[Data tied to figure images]
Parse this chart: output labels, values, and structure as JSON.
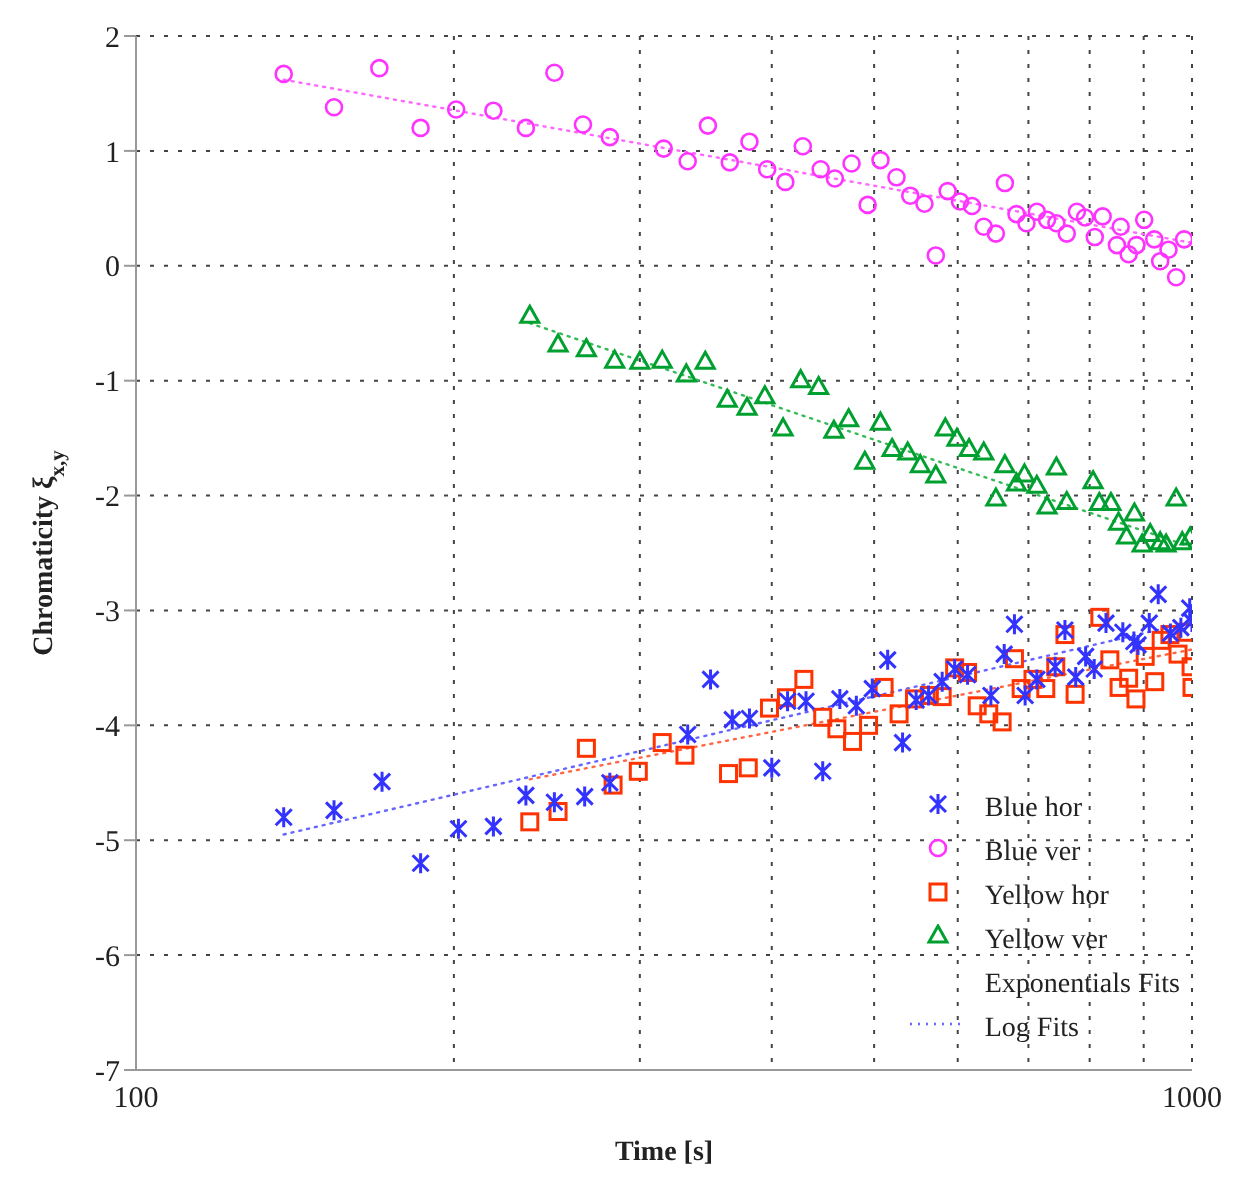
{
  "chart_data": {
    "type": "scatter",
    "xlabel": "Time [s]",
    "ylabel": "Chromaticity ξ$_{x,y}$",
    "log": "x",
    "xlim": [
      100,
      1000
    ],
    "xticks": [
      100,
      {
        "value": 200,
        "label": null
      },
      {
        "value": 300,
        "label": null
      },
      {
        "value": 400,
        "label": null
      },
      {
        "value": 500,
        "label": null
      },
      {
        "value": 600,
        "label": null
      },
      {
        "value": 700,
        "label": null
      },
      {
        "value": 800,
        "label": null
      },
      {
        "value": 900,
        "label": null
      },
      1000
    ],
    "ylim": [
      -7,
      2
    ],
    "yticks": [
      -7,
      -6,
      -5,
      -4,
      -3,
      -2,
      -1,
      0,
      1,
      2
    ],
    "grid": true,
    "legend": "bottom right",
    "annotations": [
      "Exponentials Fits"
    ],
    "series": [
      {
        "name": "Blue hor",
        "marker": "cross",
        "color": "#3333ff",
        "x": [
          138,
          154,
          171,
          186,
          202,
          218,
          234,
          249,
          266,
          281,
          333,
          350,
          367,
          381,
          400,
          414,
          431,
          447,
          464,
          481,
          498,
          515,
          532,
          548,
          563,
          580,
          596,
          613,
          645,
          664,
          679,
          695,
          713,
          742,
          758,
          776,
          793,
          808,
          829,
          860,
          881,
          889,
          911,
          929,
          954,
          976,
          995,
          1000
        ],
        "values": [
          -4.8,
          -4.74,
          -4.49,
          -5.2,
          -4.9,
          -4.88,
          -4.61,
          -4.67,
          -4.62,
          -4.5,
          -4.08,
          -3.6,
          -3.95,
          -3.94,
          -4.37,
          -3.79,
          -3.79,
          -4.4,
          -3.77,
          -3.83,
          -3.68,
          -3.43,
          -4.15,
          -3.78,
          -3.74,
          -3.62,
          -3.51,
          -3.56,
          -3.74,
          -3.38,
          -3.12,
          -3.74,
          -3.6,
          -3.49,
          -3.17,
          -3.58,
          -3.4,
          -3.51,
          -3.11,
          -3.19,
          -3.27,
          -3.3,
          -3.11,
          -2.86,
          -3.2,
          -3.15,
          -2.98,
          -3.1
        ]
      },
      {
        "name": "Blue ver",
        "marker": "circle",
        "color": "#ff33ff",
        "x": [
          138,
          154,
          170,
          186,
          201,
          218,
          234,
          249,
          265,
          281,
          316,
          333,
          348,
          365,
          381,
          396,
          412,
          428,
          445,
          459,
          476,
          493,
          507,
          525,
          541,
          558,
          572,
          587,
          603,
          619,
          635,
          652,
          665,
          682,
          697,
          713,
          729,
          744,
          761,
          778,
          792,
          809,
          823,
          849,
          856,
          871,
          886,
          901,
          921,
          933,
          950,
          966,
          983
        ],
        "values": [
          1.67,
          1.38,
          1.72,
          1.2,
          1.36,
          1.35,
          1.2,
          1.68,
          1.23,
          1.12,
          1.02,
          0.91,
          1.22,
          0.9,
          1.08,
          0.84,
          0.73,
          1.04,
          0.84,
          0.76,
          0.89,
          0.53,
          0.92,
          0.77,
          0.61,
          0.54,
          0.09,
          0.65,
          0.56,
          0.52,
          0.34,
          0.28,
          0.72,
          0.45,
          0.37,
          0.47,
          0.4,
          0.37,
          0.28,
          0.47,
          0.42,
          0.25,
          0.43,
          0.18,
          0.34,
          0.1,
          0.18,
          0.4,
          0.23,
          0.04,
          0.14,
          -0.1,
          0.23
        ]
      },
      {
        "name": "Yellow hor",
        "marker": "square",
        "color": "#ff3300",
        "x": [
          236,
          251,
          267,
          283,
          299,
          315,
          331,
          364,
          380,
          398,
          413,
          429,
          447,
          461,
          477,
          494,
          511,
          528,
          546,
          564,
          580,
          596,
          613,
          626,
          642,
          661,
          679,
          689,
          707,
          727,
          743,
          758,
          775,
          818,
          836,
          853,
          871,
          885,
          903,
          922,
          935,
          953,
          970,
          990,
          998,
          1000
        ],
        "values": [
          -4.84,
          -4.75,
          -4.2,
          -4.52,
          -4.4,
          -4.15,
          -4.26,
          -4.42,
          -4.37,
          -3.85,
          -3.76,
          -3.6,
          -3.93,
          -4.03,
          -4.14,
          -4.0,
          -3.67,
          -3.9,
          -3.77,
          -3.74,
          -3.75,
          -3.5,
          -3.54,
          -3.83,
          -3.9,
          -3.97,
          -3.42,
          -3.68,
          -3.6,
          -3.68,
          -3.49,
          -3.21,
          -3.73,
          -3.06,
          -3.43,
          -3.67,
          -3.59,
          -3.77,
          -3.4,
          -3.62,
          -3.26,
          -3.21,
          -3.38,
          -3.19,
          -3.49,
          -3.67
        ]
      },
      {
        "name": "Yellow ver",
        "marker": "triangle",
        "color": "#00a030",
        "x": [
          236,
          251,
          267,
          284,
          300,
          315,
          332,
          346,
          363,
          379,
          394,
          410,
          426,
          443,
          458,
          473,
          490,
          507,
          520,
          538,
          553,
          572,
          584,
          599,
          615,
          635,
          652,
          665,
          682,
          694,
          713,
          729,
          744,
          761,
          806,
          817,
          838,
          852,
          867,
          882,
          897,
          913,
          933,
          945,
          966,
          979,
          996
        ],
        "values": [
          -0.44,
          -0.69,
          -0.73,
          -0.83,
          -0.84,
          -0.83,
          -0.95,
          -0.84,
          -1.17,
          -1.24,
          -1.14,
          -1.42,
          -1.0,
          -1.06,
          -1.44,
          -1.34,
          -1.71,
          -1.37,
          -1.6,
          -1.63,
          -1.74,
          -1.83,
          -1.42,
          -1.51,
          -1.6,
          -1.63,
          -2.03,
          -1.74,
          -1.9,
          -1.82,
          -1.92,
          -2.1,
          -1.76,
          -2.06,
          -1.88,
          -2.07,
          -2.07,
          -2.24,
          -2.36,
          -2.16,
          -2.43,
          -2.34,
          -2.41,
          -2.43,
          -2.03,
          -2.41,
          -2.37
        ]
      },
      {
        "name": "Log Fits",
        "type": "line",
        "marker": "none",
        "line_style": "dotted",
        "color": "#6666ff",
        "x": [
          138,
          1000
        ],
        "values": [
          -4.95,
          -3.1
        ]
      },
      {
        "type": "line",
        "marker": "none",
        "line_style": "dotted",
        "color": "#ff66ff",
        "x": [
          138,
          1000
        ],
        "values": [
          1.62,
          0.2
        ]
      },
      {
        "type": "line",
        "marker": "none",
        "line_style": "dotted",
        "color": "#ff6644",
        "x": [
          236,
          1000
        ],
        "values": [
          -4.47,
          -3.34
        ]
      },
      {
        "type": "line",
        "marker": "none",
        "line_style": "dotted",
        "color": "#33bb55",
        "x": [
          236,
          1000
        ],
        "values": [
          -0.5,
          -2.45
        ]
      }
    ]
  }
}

*TASK INSTRUCTIONS:*
Give back all entries exactly. No pictures belong in the copy.

*CORRECT RESULT:*
Parse this chart: output labels, values, and structure as JSON.
{
  "chart_data": {
    "type": "scatter",
    "xlabel": "Time [s]",
    "ylabel": "Chromaticity ξ$_{x,y}$",
    "log": "x",
    "xlim": [
      100,
      1000
    ],
    "xticks": [
      100,
      {
        "value": 200,
        "label": null
      },
      {
        "value": 300,
        "label": null
      },
      {
        "value": 400,
        "label": null
      },
      {
        "value": 500,
        "label": null
      },
      {
        "value": 600,
        "label": null
      },
      {
        "value": 700,
        "label": null
      },
      {
        "value": 800,
        "label": null
      },
      {
        "value": 900,
        "label": null
      },
      1000
    ],
    "ylim": [
      -7,
      2
    ],
    "yticks": [
      -7,
      -6,
      -5,
      -4,
      -3,
      -2,
      -1,
      0,
      1,
      2
    ],
    "grid": true,
    "legend": "bottom right",
    "annotations": [
      "Exponentials Fits"
    ],
    "series": [
      {
        "name": "Blue hor",
        "marker": "cross",
        "color": "#3333ff",
        "x": [
          138,
          154,
          171,
          186,
          202,
          218,
          234,
          249,
          266,
          281,
          333,
          350,
          367,
          381,
          400,
          414,
          431,
          447,
          464,
          481,
          498,
          515,
          532,
          548,
          563,
          580,
          596,
          613,
          645,
          664,
          679,
          695,
          713,
          742,
          758,
          776,
          793,
          808,
          829,
          860,
          881,
          889,
          911,
          929,
          954,
          976,
          995,
          1000
        ],
        "values": [
          -4.8,
          -4.74,
          -4.49,
          -5.2,
          -4.9,
          -4.88,
          -4.61,
          -4.67,
          -4.62,
          -4.5,
          -4.08,
          -3.6,
          -3.95,
          -3.94,
          -4.37,
          -3.79,
          -3.79,
          -4.4,
          -3.77,
          -3.83,
          -3.68,
          -3.43,
          -4.15,
          -3.78,
          -3.74,
          -3.62,
          -3.51,
          -3.56,
          -3.74,
          -3.38,
          -3.12,
          -3.74,
          -3.6,
          -3.49,
          -3.17,
          -3.58,
          -3.4,
          -3.51,
          -3.11,
          -3.19,
          -3.27,
          -3.3,
          -3.11,
          -2.86,
          -3.2,
          -3.15,
          -2.98,
          -3.1
        ]
      },
      {
        "name": "Blue ver",
        "marker": "circle",
        "color": "#ff33ff",
        "x": [
          138,
          154,
          170,
          186,
          201,
          218,
          234,
          249,
          265,
          281,
          316,
          333,
          348,
          365,
          381,
          396,
          412,
          428,
          445,
          459,
          476,
          493,
          507,
          525,
          541,
          558,
          572,
          587,
          603,
          619,
          635,
          652,
          665,
          682,
          697,
          713,
          729,
          744,
          761,
          778,
          792,
          809,
          823,
          849,
          856,
          871,
          886,
          901,
          921,
          933,
          950,
          966,
          983
        ],
        "values": [
          1.67,
          1.38,
          1.72,
          1.2,
          1.36,
          1.35,
          1.2,
          1.68,
          1.23,
          1.12,
          1.02,
          0.91,
          1.22,
          0.9,
          1.08,
          0.84,
          0.73,
          1.04,
          0.84,
          0.76,
          0.89,
          0.53,
          0.92,
          0.77,
          0.61,
          0.54,
          0.09,
          0.65,
          0.56,
          0.52,
          0.34,
          0.28,
          0.72,
          0.45,
          0.37,
          0.47,
          0.4,
          0.37,
          0.28,
          0.47,
          0.42,
          0.25,
          0.43,
          0.18,
          0.34,
          0.1,
          0.18,
          0.4,
          0.23,
          0.04,
          0.14,
          -0.1,
          0.23
        ]
      },
      {
        "name": "Yellow hor",
        "marker": "square",
        "color": "#ff3300",
        "x": [
          236,
          251,
          267,
          283,
          299,
          315,
          331,
          364,
          380,
          398,
          413,
          429,
          447,
          461,
          477,
          494,
          511,
          528,
          546,
          564,
          580,
          596,
          613,
          626,
          642,
          661,
          679,
          689,
          707,
          727,
          743,
          758,
          775,
          818,
          836,
          853,
          871,
          885,
          903,
          922,
          935,
          953,
          970,
          990,
          998,
          1000
        ],
        "values": [
          -4.84,
          -4.75,
          -4.2,
          -4.52,
          -4.4,
          -4.15,
          -4.26,
          -4.42,
          -4.37,
          -3.85,
          -3.76,
          -3.6,
          -3.93,
          -4.03,
          -4.14,
          -4.0,
          -3.67,
          -3.9,
          -3.77,
          -3.74,
          -3.75,
          -3.5,
          -3.54,
          -3.83,
          -3.9,
          -3.97,
          -3.42,
          -3.68,
          -3.6,
          -3.68,
          -3.49,
          -3.21,
          -3.73,
          -3.06,
          -3.43,
          -3.67,
          -3.59,
          -3.77,
          -3.4,
          -3.62,
          -3.26,
          -3.21,
          -3.38,
          -3.19,
          -3.49,
          -3.67
        ]
      },
      {
        "name": "Yellow ver",
        "marker": "triangle",
        "color": "#00a030",
        "x": [
          236,
          251,
          267,
          284,
          300,
          315,
          332,
          346,
          363,
          379,
          394,
          410,
          426,
          443,
          458,
          473,
          490,
          507,
          520,
          538,
          553,
          572,
          584,
          599,
          615,
          635,
          652,
          665,
          682,
          694,
          713,
          729,
          744,
          761,
          806,
          817,
          838,
          852,
          867,
          882,
          897,
          913,
          933,
          945,
          966,
          979,
          996
        ],
        "values": [
          -0.44,
          -0.69,
          -0.73,
          -0.83,
          -0.84,
          -0.83,
          -0.95,
          -0.84,
          -1.17,
          -1.24,
          -1.14,
          -1.42,
          -1.0,
          -1.06,
          -1.44,
          -1.34,
          -1.71,
          -1.37,
          -1.6,
          -1.63,
          -1.74,
          -1.83,
          -1.42,
          -1.51,
          -1.6,
          -1.63,
          -2.03,
          -1.74,
          -1.9,
          -1.82,
          -1.92,
          -2.1,
          -1.76,
          -2.06,
          -1.88,
          -2.07,
          -2.07,
          -2.24,
          -2.36,
          -2.16,
          -2.43,
          -2.34,
          -2.41,
          -2.43,
          -2.03,
          -2.41,
          -2.37
        ]
      },
      {
        "name": "Log Fits",
        "type": "line",
        "marker": "none",
        "line_style": "dotted",
        "color": "#6666ff",
        "x": [
          138,
          1000
        ],
        "values": [
          -4.95,
          -3.1
        ]
      },
      {
        "type": "line",
        "marker": "none",
        "line_style": "dotted",
        "color": "#ff66ff",
        "x": [
          138,
          1000
        ],
        "values": [
          1.62,
          0.2
        ]
      },
      {
        "type": "line",
        "marker": "none",
        "line_style": "dotted",
        "color": "#ff6644",
        "x": [
          236,
          1000
        ],
        "values": [
          -4.47,
          -3.34
        ]
      },
      {
        "type": "line",
        "marker": "none",
        "line_style": "dotted",
        "color": "#33bb55",
        "x": [
          236,
          1000
        ],
        "values": [
          -0.5,
          -2.45
        ]
      }
    ]
  }
}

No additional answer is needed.